## Records excerpted from a collection
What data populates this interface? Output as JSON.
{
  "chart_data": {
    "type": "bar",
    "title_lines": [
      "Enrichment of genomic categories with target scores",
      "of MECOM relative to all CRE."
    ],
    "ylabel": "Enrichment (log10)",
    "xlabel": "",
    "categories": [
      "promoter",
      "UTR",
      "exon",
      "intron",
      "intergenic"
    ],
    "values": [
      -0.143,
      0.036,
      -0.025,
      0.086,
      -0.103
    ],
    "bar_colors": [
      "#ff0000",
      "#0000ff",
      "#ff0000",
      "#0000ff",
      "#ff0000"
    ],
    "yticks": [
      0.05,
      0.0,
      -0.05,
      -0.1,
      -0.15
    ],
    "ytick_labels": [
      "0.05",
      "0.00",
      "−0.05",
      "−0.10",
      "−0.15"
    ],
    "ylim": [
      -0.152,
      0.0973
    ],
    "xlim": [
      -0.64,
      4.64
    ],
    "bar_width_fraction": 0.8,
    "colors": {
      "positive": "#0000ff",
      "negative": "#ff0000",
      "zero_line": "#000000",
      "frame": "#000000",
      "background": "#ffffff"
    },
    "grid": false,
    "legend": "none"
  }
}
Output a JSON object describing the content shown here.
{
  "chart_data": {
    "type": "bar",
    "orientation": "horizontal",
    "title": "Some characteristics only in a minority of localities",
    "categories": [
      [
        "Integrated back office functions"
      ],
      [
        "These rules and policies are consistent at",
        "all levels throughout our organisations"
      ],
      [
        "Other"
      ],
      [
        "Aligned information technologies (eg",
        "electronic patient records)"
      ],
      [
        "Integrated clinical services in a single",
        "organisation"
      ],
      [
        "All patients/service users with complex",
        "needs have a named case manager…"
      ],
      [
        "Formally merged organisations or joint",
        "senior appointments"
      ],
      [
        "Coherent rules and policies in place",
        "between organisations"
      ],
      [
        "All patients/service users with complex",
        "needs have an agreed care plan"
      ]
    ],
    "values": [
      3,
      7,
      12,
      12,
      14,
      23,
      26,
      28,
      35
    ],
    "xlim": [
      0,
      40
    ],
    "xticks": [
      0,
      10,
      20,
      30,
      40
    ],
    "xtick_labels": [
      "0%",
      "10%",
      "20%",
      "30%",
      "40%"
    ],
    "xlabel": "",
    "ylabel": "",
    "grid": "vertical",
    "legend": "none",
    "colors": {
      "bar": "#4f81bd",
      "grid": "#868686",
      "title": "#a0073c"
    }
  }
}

---

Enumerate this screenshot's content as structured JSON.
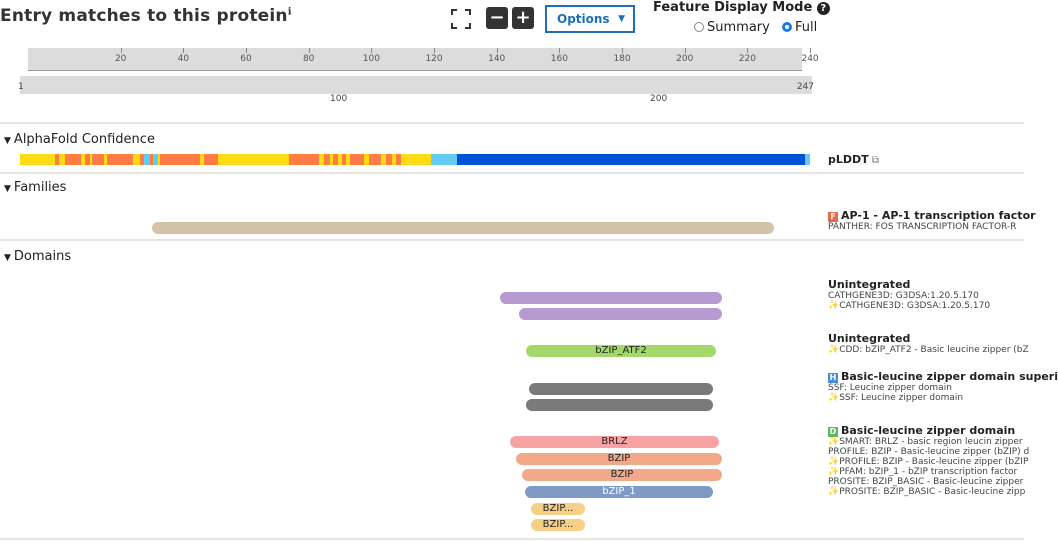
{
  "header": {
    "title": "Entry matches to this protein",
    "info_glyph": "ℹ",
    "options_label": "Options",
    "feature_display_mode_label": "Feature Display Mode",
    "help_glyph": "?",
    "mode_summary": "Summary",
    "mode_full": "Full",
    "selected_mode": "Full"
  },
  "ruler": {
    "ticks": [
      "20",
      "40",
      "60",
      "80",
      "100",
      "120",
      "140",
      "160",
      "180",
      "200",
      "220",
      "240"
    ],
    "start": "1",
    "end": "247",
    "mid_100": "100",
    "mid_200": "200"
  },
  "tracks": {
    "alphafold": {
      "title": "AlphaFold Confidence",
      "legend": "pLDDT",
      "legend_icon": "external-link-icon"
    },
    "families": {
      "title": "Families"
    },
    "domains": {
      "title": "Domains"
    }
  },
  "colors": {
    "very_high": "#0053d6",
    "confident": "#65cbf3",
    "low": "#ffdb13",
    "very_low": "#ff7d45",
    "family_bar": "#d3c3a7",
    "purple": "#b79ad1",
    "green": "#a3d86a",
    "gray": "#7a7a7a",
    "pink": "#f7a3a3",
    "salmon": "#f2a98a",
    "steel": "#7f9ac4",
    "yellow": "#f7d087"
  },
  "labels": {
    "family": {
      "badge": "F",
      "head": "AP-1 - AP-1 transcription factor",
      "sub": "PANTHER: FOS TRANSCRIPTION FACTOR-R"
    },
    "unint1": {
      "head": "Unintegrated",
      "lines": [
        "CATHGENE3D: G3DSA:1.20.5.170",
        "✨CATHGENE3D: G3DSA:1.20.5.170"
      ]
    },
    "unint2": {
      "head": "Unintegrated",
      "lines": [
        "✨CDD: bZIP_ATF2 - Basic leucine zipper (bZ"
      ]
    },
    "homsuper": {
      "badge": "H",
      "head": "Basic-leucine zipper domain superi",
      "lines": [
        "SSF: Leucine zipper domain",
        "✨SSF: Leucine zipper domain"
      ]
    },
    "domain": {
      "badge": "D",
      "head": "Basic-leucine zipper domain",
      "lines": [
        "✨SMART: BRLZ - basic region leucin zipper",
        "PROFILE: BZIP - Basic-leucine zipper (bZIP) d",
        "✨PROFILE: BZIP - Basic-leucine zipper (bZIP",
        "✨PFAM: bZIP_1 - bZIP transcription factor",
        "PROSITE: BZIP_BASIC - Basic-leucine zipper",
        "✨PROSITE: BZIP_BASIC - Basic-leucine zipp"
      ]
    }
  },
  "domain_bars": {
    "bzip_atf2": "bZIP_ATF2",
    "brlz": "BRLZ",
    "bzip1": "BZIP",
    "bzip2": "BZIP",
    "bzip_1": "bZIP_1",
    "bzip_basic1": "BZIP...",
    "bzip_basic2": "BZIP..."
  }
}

## Task
Every line above that holds the word "JSON" is to be found and copied.

## Answer space
What data populates this interface? Output as JSON.
Output a JSON object describing the content shown here.
Enumerate this screenshot's content as structured JSON.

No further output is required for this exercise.